[Dataset records]
───
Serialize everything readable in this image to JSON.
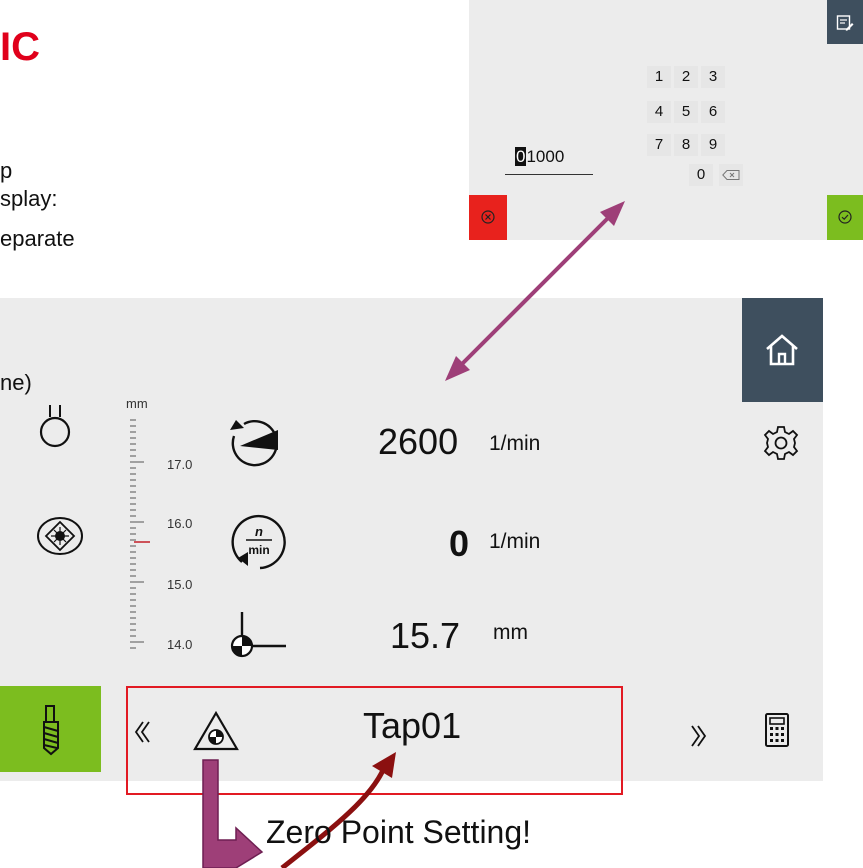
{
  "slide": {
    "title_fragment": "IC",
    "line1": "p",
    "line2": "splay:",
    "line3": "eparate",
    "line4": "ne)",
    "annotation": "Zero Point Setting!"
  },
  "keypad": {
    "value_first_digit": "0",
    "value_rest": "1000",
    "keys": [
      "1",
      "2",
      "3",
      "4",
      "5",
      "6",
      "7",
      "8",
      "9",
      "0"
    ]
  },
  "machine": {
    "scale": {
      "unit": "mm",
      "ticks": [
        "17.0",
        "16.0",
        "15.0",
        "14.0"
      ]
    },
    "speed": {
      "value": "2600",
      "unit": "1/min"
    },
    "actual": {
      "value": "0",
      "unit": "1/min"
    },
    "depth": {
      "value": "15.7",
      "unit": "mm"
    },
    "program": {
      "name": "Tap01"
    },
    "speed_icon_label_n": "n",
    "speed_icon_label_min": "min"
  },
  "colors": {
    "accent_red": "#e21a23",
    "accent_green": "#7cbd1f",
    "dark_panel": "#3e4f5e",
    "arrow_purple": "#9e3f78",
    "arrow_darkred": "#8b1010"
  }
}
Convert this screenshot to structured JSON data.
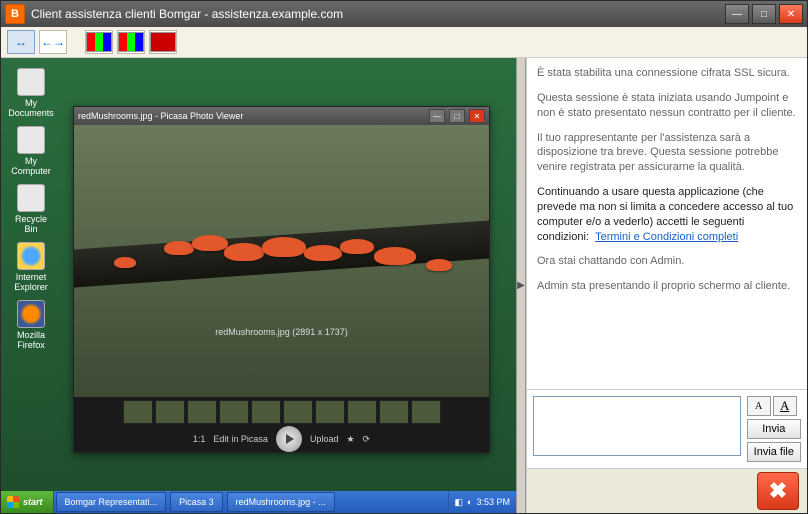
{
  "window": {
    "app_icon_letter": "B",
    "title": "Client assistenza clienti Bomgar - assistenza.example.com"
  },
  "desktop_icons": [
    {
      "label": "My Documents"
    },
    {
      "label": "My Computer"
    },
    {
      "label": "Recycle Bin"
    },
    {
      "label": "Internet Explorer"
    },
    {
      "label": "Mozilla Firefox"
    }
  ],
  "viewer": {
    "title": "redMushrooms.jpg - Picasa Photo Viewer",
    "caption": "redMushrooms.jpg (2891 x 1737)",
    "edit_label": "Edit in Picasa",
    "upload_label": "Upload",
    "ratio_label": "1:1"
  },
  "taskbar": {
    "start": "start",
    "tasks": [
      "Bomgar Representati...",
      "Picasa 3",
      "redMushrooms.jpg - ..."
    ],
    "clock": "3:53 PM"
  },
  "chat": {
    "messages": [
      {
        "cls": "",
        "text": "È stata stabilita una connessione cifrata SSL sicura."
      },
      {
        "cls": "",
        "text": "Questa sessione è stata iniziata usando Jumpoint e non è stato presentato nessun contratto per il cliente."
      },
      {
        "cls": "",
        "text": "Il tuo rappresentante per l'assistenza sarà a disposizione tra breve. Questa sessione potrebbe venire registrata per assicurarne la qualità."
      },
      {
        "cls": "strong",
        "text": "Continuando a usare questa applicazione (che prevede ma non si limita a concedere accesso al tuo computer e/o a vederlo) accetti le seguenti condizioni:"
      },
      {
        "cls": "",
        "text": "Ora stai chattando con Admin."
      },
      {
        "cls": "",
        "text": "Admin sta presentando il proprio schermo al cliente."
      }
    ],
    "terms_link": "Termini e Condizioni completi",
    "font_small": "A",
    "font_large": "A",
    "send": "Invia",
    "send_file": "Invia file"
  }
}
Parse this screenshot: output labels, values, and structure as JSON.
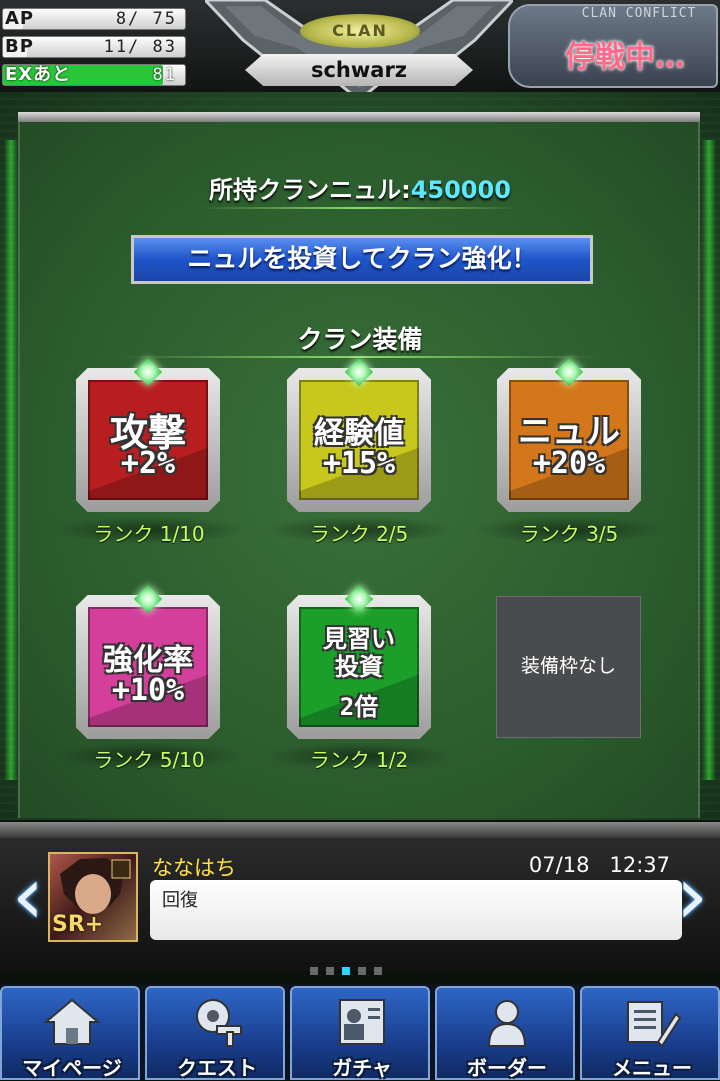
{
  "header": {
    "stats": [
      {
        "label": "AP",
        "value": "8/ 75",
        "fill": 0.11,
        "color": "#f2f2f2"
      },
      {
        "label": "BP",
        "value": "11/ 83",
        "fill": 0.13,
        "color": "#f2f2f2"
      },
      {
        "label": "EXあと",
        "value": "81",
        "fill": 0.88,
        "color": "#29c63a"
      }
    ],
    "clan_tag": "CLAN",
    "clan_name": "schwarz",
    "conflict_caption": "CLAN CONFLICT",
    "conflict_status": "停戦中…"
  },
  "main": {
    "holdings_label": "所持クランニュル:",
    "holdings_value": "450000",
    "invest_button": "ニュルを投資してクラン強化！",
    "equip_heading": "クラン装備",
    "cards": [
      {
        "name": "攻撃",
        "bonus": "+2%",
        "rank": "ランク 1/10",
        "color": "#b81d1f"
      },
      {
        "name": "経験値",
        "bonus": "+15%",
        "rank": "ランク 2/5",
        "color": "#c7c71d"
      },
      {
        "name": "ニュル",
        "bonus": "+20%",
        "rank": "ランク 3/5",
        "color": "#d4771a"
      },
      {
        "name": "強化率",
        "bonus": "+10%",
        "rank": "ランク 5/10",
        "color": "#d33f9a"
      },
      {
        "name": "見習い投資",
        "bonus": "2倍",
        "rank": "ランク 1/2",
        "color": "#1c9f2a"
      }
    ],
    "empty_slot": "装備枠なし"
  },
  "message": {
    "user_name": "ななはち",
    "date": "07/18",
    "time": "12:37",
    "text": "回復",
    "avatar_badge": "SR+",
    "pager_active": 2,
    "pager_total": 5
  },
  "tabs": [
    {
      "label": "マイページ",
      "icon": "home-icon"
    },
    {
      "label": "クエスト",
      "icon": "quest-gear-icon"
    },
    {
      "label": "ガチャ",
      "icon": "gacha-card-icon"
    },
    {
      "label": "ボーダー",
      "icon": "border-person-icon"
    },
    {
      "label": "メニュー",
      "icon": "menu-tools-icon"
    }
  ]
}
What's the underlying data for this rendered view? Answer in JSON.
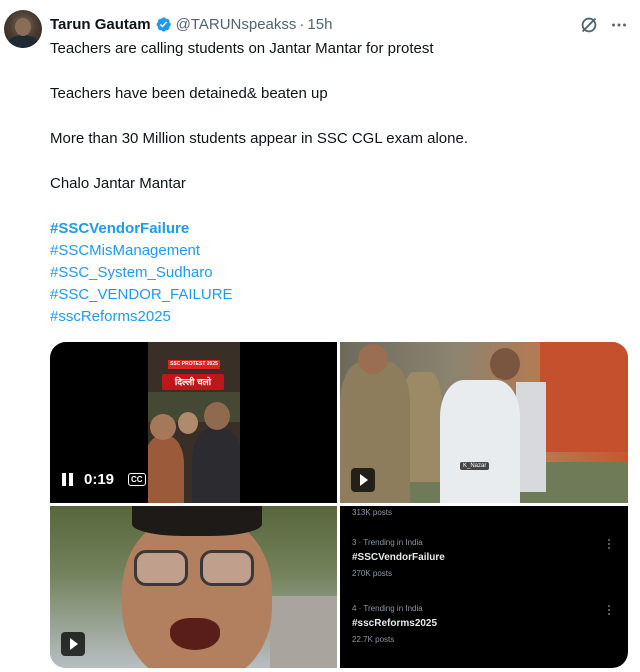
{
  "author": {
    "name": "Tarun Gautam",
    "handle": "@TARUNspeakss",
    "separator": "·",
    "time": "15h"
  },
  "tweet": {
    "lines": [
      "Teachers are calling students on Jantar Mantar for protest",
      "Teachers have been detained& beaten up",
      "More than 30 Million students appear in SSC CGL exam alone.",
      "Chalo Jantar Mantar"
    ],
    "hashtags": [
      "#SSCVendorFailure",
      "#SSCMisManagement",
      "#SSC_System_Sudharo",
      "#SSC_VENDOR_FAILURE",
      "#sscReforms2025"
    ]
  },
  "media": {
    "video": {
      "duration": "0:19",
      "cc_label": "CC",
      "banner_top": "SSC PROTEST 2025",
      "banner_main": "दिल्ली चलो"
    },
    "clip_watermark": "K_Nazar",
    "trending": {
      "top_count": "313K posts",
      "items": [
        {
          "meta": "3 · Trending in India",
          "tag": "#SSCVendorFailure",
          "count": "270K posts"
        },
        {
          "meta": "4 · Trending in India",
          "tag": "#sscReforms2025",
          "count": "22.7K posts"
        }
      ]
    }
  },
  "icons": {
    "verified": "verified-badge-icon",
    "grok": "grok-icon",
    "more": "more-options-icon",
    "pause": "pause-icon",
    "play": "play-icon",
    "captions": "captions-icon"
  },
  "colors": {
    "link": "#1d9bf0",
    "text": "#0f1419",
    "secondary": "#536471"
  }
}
───
*The problem:*
Go through the data and gather every line that holds "Bomgar".

*Result of the task:*
    "title": "Client assistenza clienti Bomgar - assistenza.example.com"
      "Bomgar Representati...",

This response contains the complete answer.